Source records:
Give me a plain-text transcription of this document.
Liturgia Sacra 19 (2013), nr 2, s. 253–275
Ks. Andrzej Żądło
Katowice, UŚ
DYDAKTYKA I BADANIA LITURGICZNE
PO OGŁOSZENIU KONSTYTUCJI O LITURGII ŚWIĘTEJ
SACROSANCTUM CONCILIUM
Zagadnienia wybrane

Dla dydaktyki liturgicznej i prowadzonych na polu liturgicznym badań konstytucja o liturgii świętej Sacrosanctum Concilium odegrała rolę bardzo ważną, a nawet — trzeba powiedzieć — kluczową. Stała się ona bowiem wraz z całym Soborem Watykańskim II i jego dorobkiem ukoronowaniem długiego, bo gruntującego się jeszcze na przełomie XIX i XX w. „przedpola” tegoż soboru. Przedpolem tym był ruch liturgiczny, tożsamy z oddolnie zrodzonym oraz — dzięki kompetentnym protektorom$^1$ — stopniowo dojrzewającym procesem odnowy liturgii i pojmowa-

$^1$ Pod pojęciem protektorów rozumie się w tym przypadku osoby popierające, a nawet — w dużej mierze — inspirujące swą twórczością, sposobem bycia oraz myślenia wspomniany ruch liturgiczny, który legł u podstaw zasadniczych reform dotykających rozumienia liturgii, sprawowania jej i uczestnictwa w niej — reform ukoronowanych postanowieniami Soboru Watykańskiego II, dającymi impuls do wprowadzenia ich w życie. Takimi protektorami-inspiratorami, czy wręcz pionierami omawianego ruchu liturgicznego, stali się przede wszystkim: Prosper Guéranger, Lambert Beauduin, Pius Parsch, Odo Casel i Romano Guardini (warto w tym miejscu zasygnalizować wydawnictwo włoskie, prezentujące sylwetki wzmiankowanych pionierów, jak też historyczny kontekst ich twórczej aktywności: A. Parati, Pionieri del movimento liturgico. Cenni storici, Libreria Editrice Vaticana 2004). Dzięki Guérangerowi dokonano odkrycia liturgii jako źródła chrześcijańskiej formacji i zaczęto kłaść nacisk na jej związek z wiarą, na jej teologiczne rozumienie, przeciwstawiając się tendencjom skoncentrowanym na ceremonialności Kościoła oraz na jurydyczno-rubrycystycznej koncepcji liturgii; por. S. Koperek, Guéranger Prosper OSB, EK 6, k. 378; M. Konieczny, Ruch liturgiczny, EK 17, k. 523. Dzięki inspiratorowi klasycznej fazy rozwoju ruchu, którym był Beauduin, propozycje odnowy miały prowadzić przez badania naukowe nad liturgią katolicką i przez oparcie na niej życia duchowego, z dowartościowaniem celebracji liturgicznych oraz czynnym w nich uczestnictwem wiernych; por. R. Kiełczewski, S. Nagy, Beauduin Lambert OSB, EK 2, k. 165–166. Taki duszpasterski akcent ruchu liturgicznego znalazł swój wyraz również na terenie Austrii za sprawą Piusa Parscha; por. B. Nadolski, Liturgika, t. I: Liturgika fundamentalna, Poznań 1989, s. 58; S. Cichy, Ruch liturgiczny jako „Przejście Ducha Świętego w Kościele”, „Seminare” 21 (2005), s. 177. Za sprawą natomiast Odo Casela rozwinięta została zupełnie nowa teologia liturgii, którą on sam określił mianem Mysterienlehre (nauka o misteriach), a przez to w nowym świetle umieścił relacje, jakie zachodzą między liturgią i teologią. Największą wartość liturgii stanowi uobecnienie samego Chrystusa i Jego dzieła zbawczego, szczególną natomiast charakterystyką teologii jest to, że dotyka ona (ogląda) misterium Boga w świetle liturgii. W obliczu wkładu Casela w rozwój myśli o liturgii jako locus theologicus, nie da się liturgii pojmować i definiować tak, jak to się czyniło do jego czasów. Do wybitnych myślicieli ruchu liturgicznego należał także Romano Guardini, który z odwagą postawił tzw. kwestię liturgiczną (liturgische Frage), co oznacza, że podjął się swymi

• **Exercise requirements**
Would you restate each of the entries word for word?

• **Output for this exercise**
Give me a plain-text transcription of this document.
Liturgia Sacra 19 (2013), nr 2, s. 253–275
Ks. Andrzej Żądło
Katowice, UŚ
DYDAKTYKA I BADANIA LITURGICZNE
PO OGŁOSZENIU KONSTYTUCJI O LITURGII ŚWIĘTEJ
SACROSANCTUM CONCILIUM
Zagadnienia wybrane

Dla dydaktyki liturgicznej i prowadzonych na polu liturgicznym badań konstytucja o liturgii świętej Sacrosanctum Concilium odegrała rolę bardzo ważną, a nawet — trzeba powiedzieć — kluczową. Stała się ona bowiem wraz z całym Soborem Watykańskim II i jego dorobkiem ukoronowaniem długiego, bo gruntującego się jeszcze na przełomie XIX i XX w. „przedpola” tegoż soboru. Przedpolem tym był ruch liturgiczny, tożsamy z oddolnie zrodzonym oraz — dzięki kompetentnym protektorom$^1$ — stopniowo dojrzewającym procesem odnowy liturgii i pojmowa-

$^1$ Pod pojęciem protektorów rozumie się w tym przypadku osoby popierające, a nawet — w dużej mierze — inspirujące swą twórczością, sposobem bycia oraz myślenia wspomniany ruch liturgiczny, który legł u podstaw zasadniczych reform dotykających rozumienia liturgii, sprawowania jej i uczestnictwa w niej — reform ukoronowanych postanowieniami Soboru Watykańskiego II, dającymi impuls do wprowadzenia ich w życie. Takimi protektorami-inspiratorami, czy wręcz pionierami omawianego ruchu liturgicznego, stali się przede wszystkim: Prosper Guéranger, Lambert Beauduin, Pius Parsch, Odo Casel i Romano Guardini (warto w tym miejscu zasygnalizować wydawnictwo włoskie, prezentujące sylwetki wzmiankowanych pionierów, jak też historyczny kontekst ich twórczej aktywności: A. Parati, Pionieri del movimento liturgico. Cenni storici, Libreria Editrice Vaticana 2004). Dzięki Guérangerowi dokonano odkrycia liturgii jako źródła chrześcijańskiej formacji i zaczęto kłaść nacisk na jej związek z wiarą, na jej teologiczne rozumienie, przeciwstawiając się tendencjom skoncentrowanym na ceremonialności Kościoła oraz na jurydyczno-rubrycystycznej koncepcji liturgii; por. S. Koperek, Guéranger Prosper OSB, EK 6, k. 378; M. Konieczny, Ruch liturgiczny, EK 17, k. 523. Dzięki inspiratorowi klasycznej fazy rozwoju ruchu, którym był Beauduin, propozycje odnowy miały prowadzić przez badania naukowe nad liturgią katolicką i przez oparcie na niej życia duchowego, z dowartościowaniem celebracji liturgicznych oraz czynnym w nich uczestnictwem wiernych; por. R. Kiełczewski, S. Nagy, Beauduin Lambert OSB, EK 2, k. 165–166. Taki duszpasterski akcent ruchu liturgicznego znalazł swój wyraz również na terenie Austrii za sprawą Piusa Parscha; por. B. Nadolski, Liturgika, t. I: Liturgika fundamentalna, Poznań 1989, s. 58; S. Cichy, Ruch liturgiczny jako „Przejście Ducha Świętego w Kościele”, „Seminare” 21 (2005), s. 177. Za sprawą natomiast Odo Casela rozwinięta została zupełnie nowa teologia liturgii, którą on sam określił mianem Mysterienlehre (nauka o misteriach), a przez to w nowym świetle umieścił relacje, jakie zachodzą między liturgią i teologią. Największą wartość liturgii stanowi uobecnienie samego Chrystusa i Jego dzieła zbawczego, szczególną natomiast charakterystyką teologii jest to, że dotyka ona (ogląda) misterium Boga w świetle liturgii. W obliczu wkładu Casela w rozwój myśli o liturgii jako locus theologicus, nie da się liturgii pojmować i definiować tak, jak to się czyniło do jego czasów. Do wybitnych myślicieli ruchu liturgicznego należał także Romano Guardini, który z odwagą postawił tzw. kwestię liturgiczną (liturgische Frage), co oznacza, że podjął się swymi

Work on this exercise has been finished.